TASK
Transcribe each line of the records below exactly, excluding any embedded images.

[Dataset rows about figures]
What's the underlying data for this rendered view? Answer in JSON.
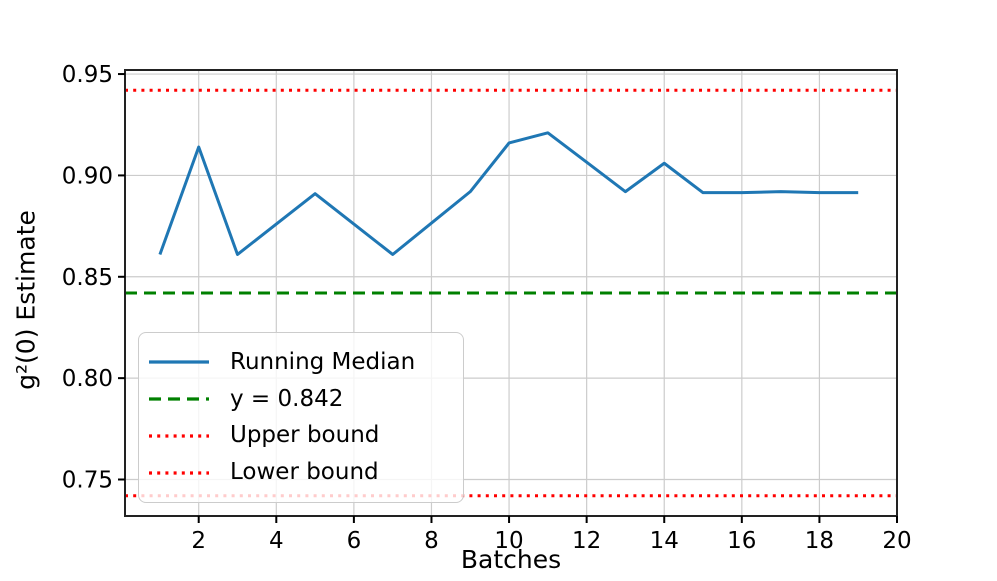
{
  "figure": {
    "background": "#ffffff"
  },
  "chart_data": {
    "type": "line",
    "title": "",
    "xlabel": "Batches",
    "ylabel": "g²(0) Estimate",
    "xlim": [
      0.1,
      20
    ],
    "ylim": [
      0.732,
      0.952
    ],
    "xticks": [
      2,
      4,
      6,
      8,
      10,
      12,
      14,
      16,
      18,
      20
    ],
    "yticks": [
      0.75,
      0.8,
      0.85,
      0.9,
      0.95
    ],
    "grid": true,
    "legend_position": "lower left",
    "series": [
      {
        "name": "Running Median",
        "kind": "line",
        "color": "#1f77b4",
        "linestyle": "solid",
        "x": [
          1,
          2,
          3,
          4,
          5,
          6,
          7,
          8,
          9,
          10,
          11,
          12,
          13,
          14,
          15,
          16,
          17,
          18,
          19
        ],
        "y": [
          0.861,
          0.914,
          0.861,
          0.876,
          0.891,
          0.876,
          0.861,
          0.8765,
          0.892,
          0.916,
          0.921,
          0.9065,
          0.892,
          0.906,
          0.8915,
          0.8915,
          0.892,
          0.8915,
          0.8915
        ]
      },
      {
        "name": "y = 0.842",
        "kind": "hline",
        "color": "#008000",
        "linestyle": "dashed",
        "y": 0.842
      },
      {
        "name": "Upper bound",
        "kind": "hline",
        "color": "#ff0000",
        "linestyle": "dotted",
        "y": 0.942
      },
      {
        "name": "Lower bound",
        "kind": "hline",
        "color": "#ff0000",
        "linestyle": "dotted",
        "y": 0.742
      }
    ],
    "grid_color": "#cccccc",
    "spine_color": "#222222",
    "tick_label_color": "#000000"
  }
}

SOLUTION FOR THIS TASK
What's the underlying data for this rendered view? Answer in JSON.
{
  "figure": {
    "background": "#ffffff"
  },
  "chart_data": {
    "type": "line",
    "title": "",
    "xlabel": "Batches",
    "ylabel": "g²(0) Estimate",
    "xlim": [
      0.1,
      20
    ],
    "ylim": [
      0.732,
      0.952
    ],
    "xticks": [
      2,
      4,
      6,
      8,
      10,
      12,
      14,
      16,
      18,
      20
    ],
    "yticks": [
      0.75,
      0.8,
      0.85,
      0.9,
      0.95
    ],
    "grid": true,
    "legend_position": "lower left",
    "series": [
      {
        "name": "Running Median",
        "kind": "line",
        "color": "#1f77b4",
        "linestyle": "solid",
        "x": [
          1,
          2,
          3,
          4,
          5,
          6,
          7,
          8,
          9,
          10,
          11,
          12,
          13,
          14,
          15,
          16,
          17,
          18,
          19
        ],
        "y": [
          0.861,
          0.914,
          0.861,
          0.876,
          0.891,
          0.876,
          0.861,
          0.8765,
          0.892,
          0.916,
          0.921,
          0.9065,
          0.892,
          0.906,
          0.8915,
          0.8915,
          0.892,
          0.8915,
          0.8915
        ]
      },
      {
        "name": "y = 0.842",
        "kind": "hline",
        "color": "#008000",
        "linestyle": "dashed",
        "y": 0.842
      },
      {
        "name": "Upper bound",
        "kind": "hline",
        "color": "#ff0000",
        "linestyle": "dotted",
        "y": 0.942
      },
      {
        "name": "Lower bound",
        "kind": "hline",
        "color": "#ff0000",
        "linestyle": "dotted",
        "y": 0.742
      }
    ],
    "grid_color": "#cccccc",
    "spine_color": "#222222",
    "tick_label_color": "#000000"
  }
}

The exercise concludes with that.